# STATED GOAL
Whenever a line contains the string "title", copy it out of the entries.

# AVAILABLE DATA
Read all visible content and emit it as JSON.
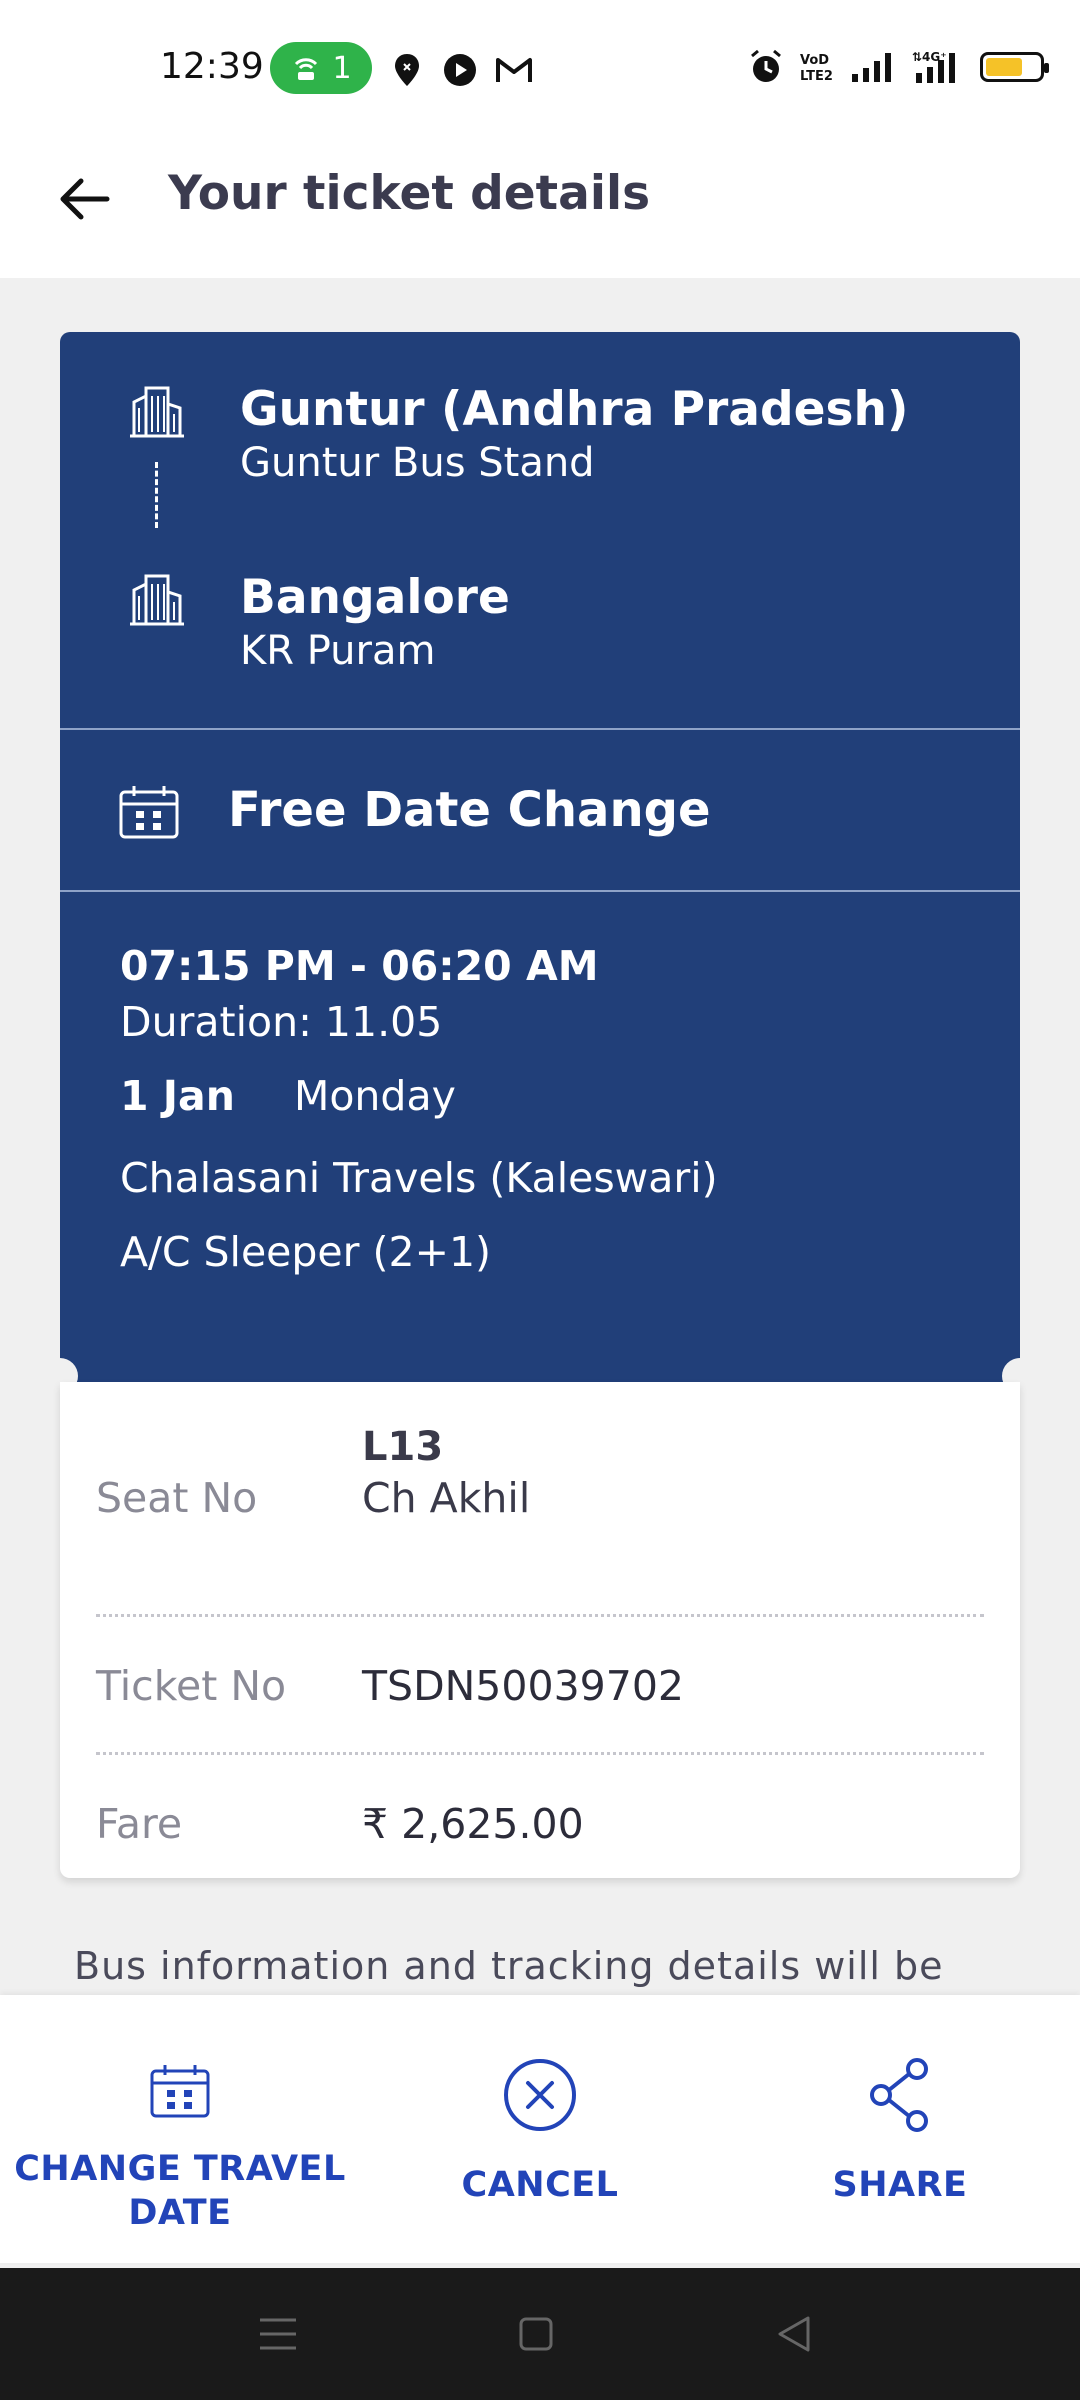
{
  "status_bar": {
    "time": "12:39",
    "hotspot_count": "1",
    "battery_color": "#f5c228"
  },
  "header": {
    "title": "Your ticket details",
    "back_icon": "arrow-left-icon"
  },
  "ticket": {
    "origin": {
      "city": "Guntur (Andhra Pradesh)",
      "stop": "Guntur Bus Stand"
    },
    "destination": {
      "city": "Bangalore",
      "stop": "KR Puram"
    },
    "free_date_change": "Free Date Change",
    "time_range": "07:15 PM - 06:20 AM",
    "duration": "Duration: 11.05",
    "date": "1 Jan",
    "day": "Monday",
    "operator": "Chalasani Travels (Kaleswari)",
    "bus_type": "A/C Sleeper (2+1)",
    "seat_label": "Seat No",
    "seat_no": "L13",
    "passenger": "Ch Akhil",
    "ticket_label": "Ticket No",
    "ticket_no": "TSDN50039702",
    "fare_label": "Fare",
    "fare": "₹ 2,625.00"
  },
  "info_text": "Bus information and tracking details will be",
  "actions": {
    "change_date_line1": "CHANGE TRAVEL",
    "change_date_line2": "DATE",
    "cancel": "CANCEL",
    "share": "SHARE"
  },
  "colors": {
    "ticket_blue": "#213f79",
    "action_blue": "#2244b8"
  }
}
...
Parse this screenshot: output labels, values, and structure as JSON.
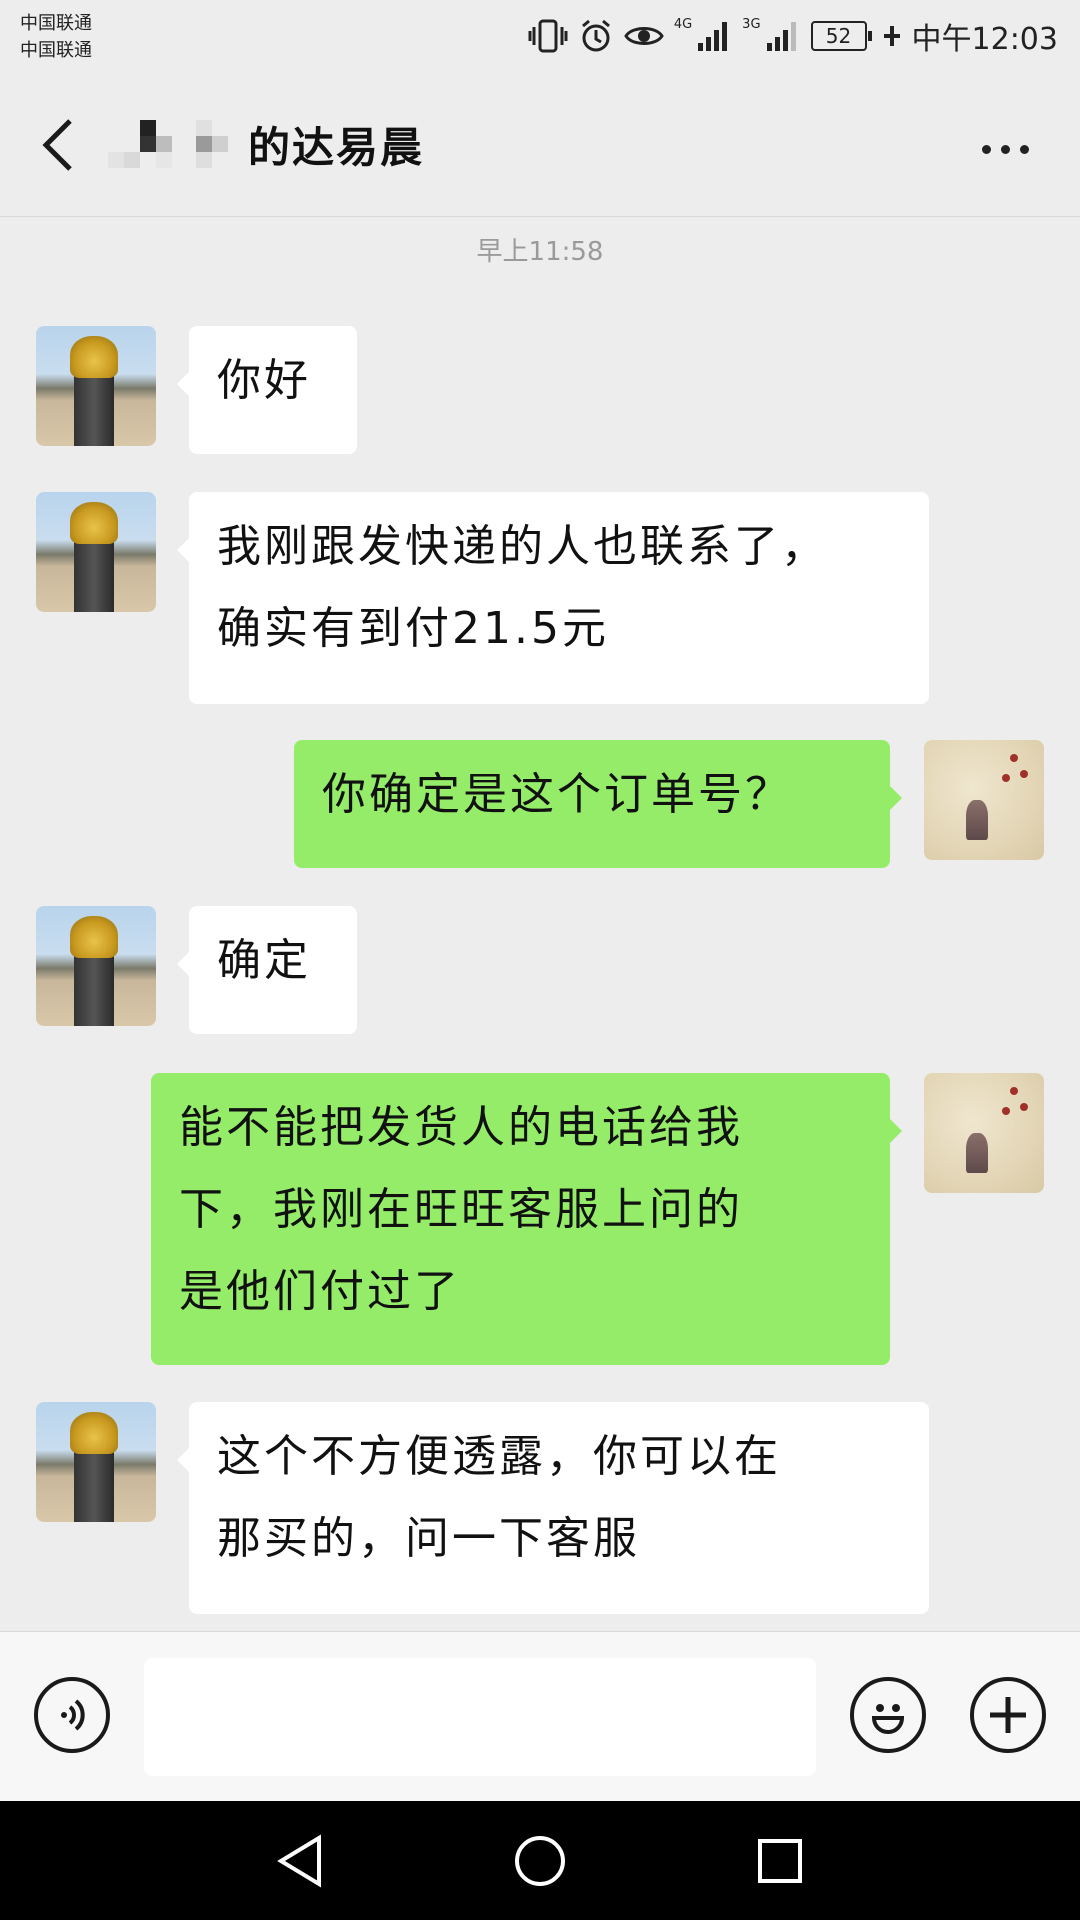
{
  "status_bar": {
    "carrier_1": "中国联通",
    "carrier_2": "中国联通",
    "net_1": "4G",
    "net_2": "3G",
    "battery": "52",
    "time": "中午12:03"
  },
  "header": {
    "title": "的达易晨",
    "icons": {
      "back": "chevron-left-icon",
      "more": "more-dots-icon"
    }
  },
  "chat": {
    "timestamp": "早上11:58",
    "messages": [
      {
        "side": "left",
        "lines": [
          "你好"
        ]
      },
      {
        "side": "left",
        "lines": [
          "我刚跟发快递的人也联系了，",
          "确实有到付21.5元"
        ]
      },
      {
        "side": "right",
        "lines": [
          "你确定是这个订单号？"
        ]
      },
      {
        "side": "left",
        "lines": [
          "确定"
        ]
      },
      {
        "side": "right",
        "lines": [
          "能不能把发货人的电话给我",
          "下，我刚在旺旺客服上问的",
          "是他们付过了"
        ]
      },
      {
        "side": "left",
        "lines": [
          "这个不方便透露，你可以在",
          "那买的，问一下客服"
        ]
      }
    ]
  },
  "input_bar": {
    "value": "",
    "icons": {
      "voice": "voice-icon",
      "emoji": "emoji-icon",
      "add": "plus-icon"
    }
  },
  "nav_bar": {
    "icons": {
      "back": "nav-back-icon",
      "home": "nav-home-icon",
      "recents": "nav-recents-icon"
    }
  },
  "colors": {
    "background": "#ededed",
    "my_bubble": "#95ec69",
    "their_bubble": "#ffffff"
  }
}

# FINISHED TASK
    "title": "Your ticket details",
    "title": "的达易晨",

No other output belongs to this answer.